» **TASK STATEMENT**: Give every entry again, word for word and in full.

» **SUPPLIED MATERIAL**:
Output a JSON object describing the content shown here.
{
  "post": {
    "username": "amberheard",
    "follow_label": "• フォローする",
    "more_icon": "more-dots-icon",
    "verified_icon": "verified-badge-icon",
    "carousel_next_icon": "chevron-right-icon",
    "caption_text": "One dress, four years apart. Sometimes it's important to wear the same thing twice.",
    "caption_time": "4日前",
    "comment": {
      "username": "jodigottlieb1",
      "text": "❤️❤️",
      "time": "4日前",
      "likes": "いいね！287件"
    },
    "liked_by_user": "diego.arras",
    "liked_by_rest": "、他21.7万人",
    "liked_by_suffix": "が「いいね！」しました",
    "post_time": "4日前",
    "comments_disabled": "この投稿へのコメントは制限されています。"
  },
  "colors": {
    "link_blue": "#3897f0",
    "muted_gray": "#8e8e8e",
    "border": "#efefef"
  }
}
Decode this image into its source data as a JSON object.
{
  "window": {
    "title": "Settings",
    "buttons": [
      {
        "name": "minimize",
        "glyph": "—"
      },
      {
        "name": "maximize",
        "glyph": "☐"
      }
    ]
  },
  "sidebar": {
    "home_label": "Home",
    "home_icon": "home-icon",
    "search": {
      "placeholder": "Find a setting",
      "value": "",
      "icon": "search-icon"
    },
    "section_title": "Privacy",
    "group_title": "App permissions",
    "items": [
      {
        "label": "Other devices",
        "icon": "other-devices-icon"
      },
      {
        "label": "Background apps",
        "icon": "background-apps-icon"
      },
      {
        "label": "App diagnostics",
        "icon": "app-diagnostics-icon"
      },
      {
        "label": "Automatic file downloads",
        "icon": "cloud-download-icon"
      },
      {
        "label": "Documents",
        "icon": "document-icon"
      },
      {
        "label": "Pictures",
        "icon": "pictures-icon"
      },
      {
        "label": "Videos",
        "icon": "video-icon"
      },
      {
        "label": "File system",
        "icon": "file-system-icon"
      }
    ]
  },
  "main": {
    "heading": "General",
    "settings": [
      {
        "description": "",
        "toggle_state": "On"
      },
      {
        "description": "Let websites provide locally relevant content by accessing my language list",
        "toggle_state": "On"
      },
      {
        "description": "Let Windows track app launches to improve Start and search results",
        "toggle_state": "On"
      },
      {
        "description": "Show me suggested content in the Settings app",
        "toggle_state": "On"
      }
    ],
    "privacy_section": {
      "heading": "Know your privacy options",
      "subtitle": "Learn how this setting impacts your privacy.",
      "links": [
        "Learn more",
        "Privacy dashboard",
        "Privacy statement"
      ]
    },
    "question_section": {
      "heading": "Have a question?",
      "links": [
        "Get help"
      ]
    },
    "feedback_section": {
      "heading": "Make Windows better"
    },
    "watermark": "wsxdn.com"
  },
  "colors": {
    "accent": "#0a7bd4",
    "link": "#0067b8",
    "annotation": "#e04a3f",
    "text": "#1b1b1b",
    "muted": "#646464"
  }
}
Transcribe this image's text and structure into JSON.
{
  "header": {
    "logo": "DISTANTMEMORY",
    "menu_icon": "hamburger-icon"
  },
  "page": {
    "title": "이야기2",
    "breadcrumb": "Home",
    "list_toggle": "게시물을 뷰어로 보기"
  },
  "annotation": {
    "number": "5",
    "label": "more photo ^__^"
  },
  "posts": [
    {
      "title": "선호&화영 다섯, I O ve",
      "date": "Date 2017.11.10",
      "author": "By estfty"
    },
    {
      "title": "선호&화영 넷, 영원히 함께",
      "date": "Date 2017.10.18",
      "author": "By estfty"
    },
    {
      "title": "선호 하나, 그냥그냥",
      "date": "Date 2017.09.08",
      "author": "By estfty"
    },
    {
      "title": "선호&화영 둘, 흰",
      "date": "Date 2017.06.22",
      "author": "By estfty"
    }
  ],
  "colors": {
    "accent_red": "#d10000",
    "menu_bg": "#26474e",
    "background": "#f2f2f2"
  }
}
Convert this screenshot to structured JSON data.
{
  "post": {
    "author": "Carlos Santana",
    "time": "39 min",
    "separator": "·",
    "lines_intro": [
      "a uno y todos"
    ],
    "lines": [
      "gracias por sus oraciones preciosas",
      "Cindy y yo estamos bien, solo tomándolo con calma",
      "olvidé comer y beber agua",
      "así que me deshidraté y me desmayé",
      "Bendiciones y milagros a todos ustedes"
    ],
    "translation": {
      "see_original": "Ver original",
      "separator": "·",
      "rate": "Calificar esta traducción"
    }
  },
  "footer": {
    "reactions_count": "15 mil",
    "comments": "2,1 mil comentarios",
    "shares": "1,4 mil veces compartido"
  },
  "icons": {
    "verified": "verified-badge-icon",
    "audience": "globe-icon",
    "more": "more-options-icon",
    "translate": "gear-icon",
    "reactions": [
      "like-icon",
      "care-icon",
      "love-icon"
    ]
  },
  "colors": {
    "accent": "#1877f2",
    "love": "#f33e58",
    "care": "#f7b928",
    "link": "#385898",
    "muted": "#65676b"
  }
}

» **FINISHED EXERCISE**:
Output a JSON object describing the content shown here.
{
  "post": {
    "username": "amberheard",
    "follow_label": "• フォローする",
    "more_icon": "more-dots-icon",
    "verified_icon": "verified-badge-icon",
    "carousel_next_icon": "chevron-right-icon",
    "caption_text": "One dress, four years apart. Sometimes it's important to wear the same thing twice.",
    "caption_time": "4日前",
    "comment": {
      "username": "jodigottlieb1",
      "text": "❤️❤️",
      "time": "4日前",
      "likes": "いいね！287件"
    },
    "liked_by_user": "diego.arras",
    "liked_by_rest": "、他21.7万人",
    "liked_by_suffix": "が「いいね！」しました",
    "post_time": "4日前",
    "comments_disabled": "この投稿へのコメントは制限されています。"
  },
  "colors": {
    "link_blue": "#3897f0",
    "muted_gray": "#8e8e8e",
    "border": "#efefef"
  }
}
Decode this image into its source data as a JSON object.
{
  "window": {
    "title": "Settings",
    "buttons": [
      {
        "name": "minimize",
        "glyph": "—"
      },
      {
        "name": "maximize",
        "glyph": "☐"
      }
    ]
  },
  "sidebar": {
    "home_label": "Home",
    "home_icon": "home-icon",
    "search": {
      "placeholder": "Find a setting",
      "value": "",
      "icon": "search-icon"
    },
    "section_title": "Privacy",
    "group_title": "App permissions",
    "items": [
      {
        "label": "Other devices",
        "icon": "other-devices-icon"
      },
      {
        "label": "Background apps",
        "icon": "background-apps-icon"
      },
      {
        "label": "App diagnostics",
        "icon": "app-diagnostics-icon"
      },
      {
        "label": "Automatic file downloads",
        "icon": "cloud-download-icon"
      },
      {
        "label": "Documents",
        "icon": "document-icon"
      },
      {
        "label": "Pictures",
        "icon": "pictures-icon"
      },
      {
        "label": "Videos",
        "icon": "video-icon"
      },
      {
        "label": "File system",
        "icon": "file-system-icon"
      }
    ]
  },
  "main": {
    "heading": "General",
    "settings": [
      {
        "description": "",
        "toggle_state": "On"
      },
      {
        "description": "Let websites provide locally relevant content by accessing my language list",
        "toggle_state": "On"
      },
      {
        "description": "Let Windows track app launches to improve Start and search results",
        "toggle_state": "On"
      },
      {
        "description": "Show me suggested content in the Settings app",
        "toggle_state": "On"
      }
    ],
    "privacy_section": {
      "heading": "Know your privacy options",
      "subtitle": "Learn how this setting impacts your privacy.",
      "links": [
        "Learn more",
        "Privacy dashboard",
        "Privacy statement"
      ]
    },
    "question_section": {
      "heading": "Have a question?",
      "links": [
        "Get help"
      ]
    },
    "feedback_section": {
      "heading": "Make Windows better"
    },
    "watermark": "wsxdn.com"
  },
  "colors": {
    "accent": "#0a7bd4",
    "link": "#0067b8",
    "annotation": "#e04a3f",
    "text": "#1b1b1b",
    "muted": "#646464"
  }
}
Transcribe this image's text and structure into JSON.
{
  "header": {
    "logo": "DISTANTMEMORY",
    "menu_icon": "hamburger-icon"
  },
  "page": {
    "title": "이야기2",
    "breadcrumb": "Home",
    "list_toggle": "게시물을 뷰어로 보기"
  },
  "annotation": {
    "number": "5",
    "label": "more photo ^__^"
  },
  "posts": [
    {
      "title": "선호&화영 다섯, I O ve",
      "date": "Date 2017.11.10",
      "author": "By estfty"
    },
    {
      "title": "선호&화영 넷, 영원히 함께",
      "date": "Date 2017.10.18",
      "author": "By estfty"
    },
    {
      "title": "선호 하나, 그냥그냥",
      "date": "Date 2017.09.08",
      "author": "By estfty"
    },
    {
      "title": "선호&화영 둘, 흰",
      "date": "Date 2017.06.22",
      "author": "By estfty"
    }
  ],
  "colors": {
    "accent_red": "#d10000",
    "menu_bg": "#26474e",
    "background": "#f2f2f2"
  }
}
Convert this screenshot to structured JSON data.
{
  "post": {
    "author": "Carlos Santana",
    "time": "39 min",
    "separator": "·",
    "lines_intro": [
      "a uno y todos"
    ],
    "lines": [
      "gracias por sus oraciones preciosas",
      "Cindy y yo estamos bien, solo tomándolo con calma",
      "olvidé comer y beber agua",
      "así que me deshidraté y me desmayé",
      "Bendiciones y milagros a todos ustedes"
    ],
    "translation": {
      "see_original": "Ver original",
      "separator": "·",
      "rate": "Calificar esta traducción"
    }
  },
  "footer": {
    "reactions_count": "15 mil",
    "comments": "2,1 mil comentarios",
    "shares": "1,4 mil veces compartido"
  },
  "icons": {
    "verified": "verified-badge-icon",
    "audience": "globe-icon",
    "more": "more-options-icon",
    "translate": "gear-icon",
    "reactions": [
      "like-icon",
      "care-icon",
      "love-icon"
    ]
  },
  "colors": {
    "accent": "#1877f2",
    "love": "#f33e58",
    "care": "#f7b928",
    "link": "#385898",
    "muted": "#65676b"
  }
}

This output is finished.